- _Exercise directions_:
If a line in the records contains the string "barking", show that line.
-----
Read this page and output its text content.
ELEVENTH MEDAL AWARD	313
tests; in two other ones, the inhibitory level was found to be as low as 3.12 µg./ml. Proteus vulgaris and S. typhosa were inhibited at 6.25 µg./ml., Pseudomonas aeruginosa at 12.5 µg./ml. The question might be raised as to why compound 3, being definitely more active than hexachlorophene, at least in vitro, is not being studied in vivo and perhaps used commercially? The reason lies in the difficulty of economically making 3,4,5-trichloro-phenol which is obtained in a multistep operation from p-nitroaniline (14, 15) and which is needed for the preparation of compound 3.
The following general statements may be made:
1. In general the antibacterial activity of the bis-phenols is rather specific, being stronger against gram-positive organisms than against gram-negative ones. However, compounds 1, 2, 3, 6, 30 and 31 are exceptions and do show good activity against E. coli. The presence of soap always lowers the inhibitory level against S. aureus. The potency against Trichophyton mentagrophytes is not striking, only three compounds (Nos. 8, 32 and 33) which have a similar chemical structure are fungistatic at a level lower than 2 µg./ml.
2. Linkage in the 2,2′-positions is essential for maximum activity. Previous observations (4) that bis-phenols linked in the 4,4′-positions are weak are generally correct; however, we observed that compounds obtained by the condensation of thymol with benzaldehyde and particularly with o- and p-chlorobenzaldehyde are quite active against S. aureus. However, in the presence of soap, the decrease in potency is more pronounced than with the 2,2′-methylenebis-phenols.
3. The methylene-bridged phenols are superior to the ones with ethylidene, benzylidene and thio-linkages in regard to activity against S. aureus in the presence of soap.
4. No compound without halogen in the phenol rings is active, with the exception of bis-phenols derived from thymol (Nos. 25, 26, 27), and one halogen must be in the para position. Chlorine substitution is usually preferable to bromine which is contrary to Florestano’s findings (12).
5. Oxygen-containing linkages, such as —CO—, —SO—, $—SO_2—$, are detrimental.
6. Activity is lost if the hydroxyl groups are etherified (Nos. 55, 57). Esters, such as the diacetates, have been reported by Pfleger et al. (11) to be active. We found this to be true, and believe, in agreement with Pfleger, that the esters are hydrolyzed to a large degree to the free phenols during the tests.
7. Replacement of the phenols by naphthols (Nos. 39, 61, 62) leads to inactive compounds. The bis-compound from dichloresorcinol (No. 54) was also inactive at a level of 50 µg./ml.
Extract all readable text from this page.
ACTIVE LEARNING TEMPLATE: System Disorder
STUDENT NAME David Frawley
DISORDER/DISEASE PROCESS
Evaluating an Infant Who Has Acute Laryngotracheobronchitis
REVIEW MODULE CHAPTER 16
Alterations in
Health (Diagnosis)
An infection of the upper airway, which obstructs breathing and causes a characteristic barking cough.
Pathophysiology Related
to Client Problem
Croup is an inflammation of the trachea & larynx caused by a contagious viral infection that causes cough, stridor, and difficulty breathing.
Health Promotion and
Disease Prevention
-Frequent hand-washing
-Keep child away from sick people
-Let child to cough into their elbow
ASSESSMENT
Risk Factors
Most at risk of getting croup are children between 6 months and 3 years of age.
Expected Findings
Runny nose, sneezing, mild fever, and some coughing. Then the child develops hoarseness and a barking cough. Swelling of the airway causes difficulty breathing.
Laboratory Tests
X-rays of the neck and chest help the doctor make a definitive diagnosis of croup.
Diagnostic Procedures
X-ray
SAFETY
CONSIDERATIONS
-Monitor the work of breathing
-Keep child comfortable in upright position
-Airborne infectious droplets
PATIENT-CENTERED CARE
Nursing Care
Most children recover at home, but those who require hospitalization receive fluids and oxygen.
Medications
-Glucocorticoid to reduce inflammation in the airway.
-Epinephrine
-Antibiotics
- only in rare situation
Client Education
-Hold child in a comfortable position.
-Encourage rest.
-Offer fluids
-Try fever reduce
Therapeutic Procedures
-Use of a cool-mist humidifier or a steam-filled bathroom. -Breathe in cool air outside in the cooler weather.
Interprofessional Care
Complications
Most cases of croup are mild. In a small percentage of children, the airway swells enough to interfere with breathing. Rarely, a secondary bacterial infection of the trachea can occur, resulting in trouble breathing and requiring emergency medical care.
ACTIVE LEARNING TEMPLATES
-----
- _Solved problem_:
An infection of the upper airway, which obstructs breathing and causes a characteristic barking cough.
Runny nose, sneezing, mild fever, and some coughing. Then the child develops hoarseness and a barking cough. Swelling of the airway causes difficulty breathing.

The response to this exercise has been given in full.